Every line below that holds the string "text" should be copied out.
===== TASK MATERIAL =====
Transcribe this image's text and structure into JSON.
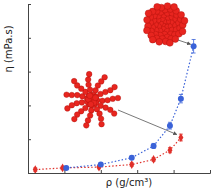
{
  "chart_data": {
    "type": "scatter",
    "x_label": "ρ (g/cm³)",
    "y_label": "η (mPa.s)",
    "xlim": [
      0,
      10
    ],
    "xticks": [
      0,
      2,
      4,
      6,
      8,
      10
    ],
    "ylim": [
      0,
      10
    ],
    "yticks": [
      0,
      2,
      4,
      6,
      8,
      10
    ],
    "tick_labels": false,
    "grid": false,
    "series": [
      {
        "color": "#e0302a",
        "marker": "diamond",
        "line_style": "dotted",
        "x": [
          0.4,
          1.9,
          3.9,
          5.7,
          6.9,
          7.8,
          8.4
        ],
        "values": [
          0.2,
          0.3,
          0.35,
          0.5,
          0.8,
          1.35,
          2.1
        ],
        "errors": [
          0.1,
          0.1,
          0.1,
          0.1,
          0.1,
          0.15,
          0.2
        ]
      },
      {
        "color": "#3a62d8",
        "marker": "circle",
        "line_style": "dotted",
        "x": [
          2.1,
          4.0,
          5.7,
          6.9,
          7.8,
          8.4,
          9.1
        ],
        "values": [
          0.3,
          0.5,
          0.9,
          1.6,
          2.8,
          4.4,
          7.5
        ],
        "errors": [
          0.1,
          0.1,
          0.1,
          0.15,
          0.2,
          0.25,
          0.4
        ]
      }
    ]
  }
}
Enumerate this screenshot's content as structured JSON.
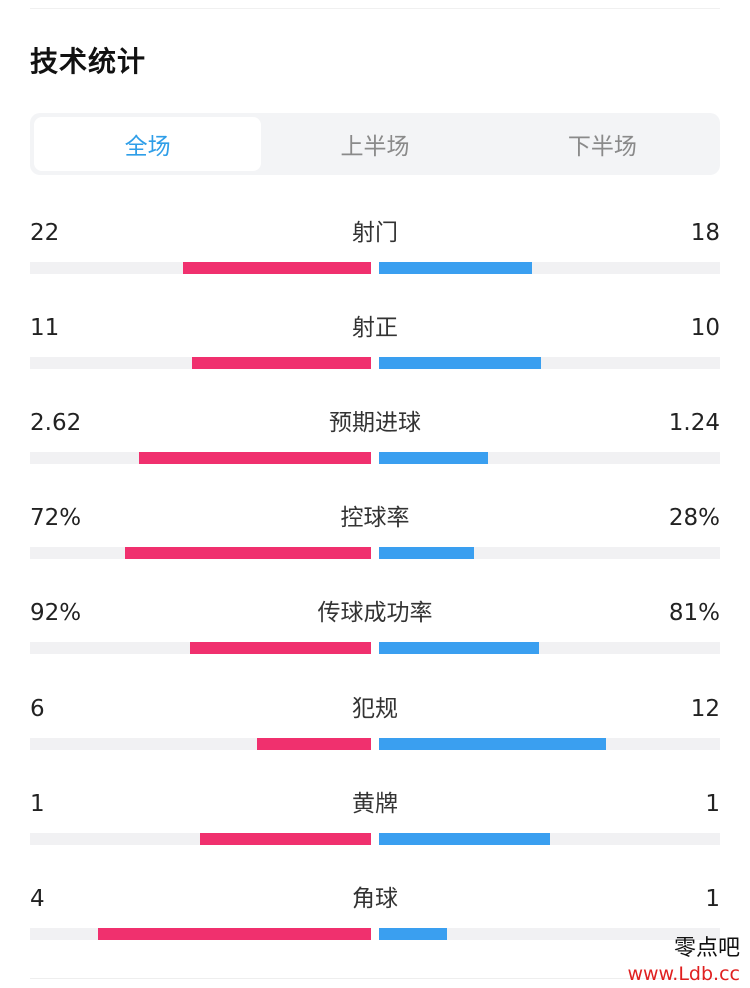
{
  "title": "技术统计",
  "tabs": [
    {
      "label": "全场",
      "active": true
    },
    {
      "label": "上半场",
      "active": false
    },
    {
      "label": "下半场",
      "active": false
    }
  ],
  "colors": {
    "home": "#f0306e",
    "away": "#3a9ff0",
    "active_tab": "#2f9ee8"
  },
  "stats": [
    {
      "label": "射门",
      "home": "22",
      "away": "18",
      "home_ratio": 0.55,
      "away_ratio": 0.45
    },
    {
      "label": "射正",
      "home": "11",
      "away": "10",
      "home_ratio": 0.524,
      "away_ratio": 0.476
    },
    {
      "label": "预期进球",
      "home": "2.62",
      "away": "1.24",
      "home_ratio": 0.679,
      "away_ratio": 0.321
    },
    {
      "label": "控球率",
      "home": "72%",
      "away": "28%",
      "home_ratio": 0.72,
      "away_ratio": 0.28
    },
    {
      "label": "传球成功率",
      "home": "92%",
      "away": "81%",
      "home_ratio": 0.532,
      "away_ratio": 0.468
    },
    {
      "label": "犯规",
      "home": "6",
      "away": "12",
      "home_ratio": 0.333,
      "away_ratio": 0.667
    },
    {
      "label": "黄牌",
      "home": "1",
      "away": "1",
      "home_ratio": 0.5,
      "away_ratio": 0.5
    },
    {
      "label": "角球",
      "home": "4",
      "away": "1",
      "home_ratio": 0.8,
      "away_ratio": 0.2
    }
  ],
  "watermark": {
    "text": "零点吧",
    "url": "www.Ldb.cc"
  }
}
=====
===== TASK MATERIAL =====
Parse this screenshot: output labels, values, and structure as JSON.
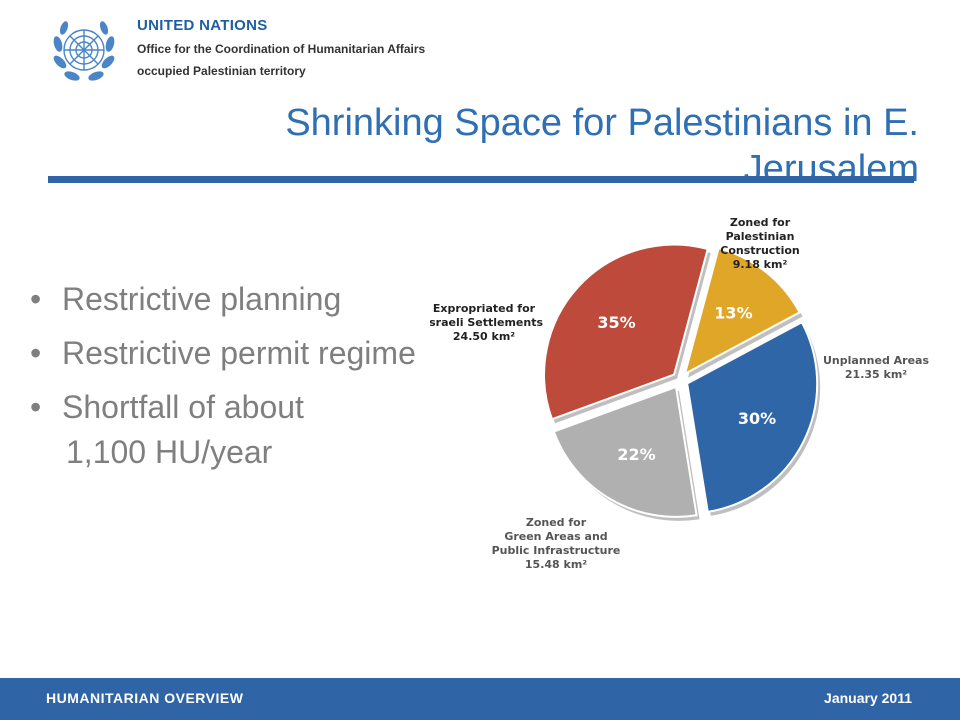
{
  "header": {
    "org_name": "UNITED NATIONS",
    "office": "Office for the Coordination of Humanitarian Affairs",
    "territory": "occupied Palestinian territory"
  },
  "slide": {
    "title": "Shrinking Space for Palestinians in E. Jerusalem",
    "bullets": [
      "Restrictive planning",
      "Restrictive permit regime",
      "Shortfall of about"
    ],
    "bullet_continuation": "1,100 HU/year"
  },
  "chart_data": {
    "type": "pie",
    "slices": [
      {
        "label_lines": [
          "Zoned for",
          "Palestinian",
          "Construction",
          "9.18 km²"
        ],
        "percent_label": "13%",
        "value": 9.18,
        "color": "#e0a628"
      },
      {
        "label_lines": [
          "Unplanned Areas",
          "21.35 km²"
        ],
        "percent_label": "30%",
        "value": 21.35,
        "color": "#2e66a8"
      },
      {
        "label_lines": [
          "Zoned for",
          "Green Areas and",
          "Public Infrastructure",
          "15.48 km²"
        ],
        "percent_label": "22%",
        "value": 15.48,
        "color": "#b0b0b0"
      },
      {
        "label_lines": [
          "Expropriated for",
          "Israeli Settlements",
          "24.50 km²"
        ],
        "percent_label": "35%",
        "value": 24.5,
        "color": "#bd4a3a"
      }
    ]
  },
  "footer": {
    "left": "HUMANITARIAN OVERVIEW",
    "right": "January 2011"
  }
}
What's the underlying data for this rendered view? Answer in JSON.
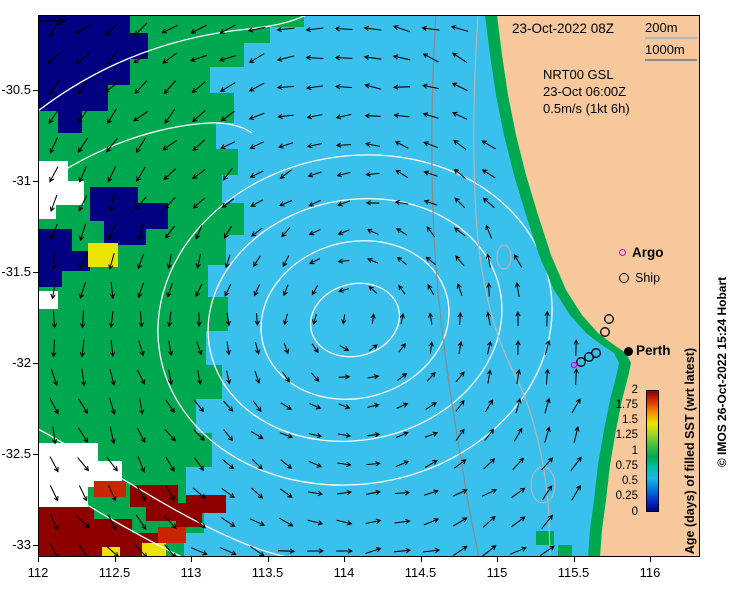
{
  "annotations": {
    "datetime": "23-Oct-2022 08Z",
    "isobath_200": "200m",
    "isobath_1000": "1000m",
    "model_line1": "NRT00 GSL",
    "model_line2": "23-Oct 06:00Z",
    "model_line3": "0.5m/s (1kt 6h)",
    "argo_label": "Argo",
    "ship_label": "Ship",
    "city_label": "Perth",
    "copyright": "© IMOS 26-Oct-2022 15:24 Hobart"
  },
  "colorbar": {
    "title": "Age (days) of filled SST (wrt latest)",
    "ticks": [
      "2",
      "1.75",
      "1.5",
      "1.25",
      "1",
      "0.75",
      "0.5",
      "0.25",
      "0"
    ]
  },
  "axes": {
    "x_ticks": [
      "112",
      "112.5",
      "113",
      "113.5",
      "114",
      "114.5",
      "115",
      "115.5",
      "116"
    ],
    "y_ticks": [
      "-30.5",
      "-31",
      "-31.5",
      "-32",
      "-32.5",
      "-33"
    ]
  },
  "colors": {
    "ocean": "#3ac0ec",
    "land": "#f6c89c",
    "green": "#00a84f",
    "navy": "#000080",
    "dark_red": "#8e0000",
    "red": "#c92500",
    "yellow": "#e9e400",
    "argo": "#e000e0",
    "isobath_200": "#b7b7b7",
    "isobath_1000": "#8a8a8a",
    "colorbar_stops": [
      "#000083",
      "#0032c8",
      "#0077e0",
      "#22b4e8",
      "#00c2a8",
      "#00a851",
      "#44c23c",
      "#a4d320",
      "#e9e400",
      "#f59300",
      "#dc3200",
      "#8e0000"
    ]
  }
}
=====
===== TASK MATERIAL =====
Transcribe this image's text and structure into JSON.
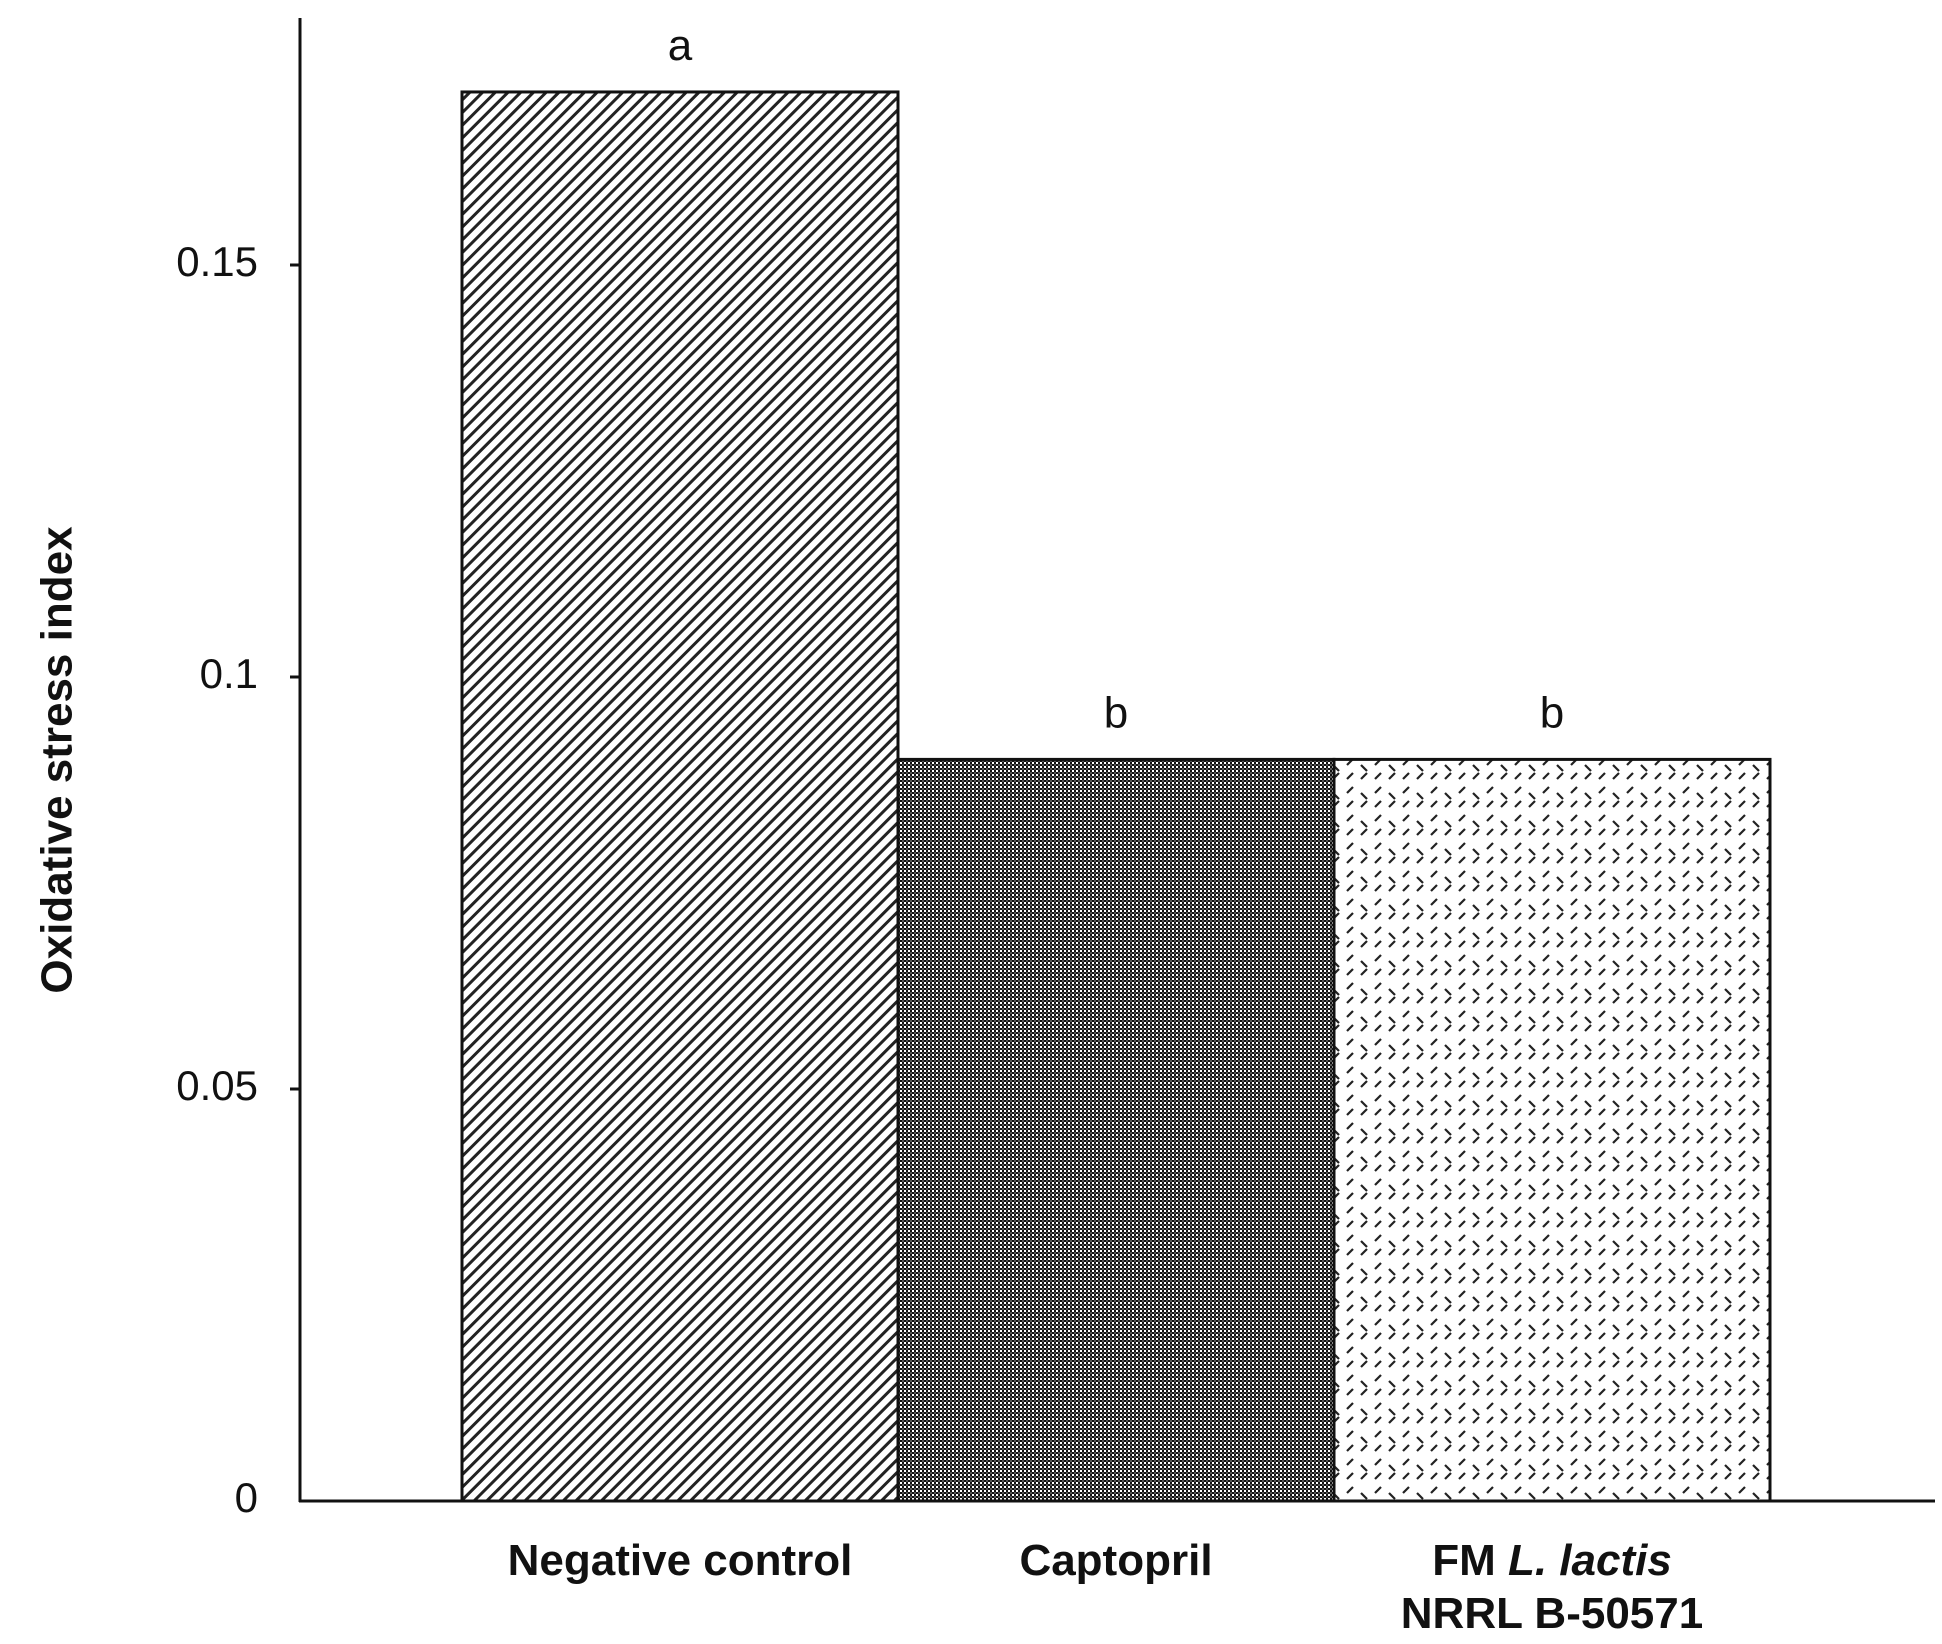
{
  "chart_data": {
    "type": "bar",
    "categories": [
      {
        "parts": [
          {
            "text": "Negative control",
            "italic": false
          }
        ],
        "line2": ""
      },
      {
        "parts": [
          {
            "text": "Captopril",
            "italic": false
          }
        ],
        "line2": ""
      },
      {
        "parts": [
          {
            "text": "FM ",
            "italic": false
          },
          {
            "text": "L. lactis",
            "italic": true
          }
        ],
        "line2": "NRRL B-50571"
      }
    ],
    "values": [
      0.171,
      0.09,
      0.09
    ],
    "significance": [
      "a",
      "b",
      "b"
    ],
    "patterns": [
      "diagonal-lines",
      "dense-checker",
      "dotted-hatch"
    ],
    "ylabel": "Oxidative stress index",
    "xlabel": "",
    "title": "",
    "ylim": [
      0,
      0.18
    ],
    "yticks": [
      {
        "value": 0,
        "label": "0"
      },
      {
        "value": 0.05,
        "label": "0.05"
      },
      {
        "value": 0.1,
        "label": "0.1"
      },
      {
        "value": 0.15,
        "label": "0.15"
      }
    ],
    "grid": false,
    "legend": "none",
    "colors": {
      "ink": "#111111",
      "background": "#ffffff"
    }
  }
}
=====
CORRECT OUTPUT -
Transcribe this image's text and structure into JSON.
    "text": "零点吧",
Transcribe this image's text and structure into JSON.
            "text": "Negative control",
            "text": "Captopril",
            "text": "FM ",
            "text": "L. lactis",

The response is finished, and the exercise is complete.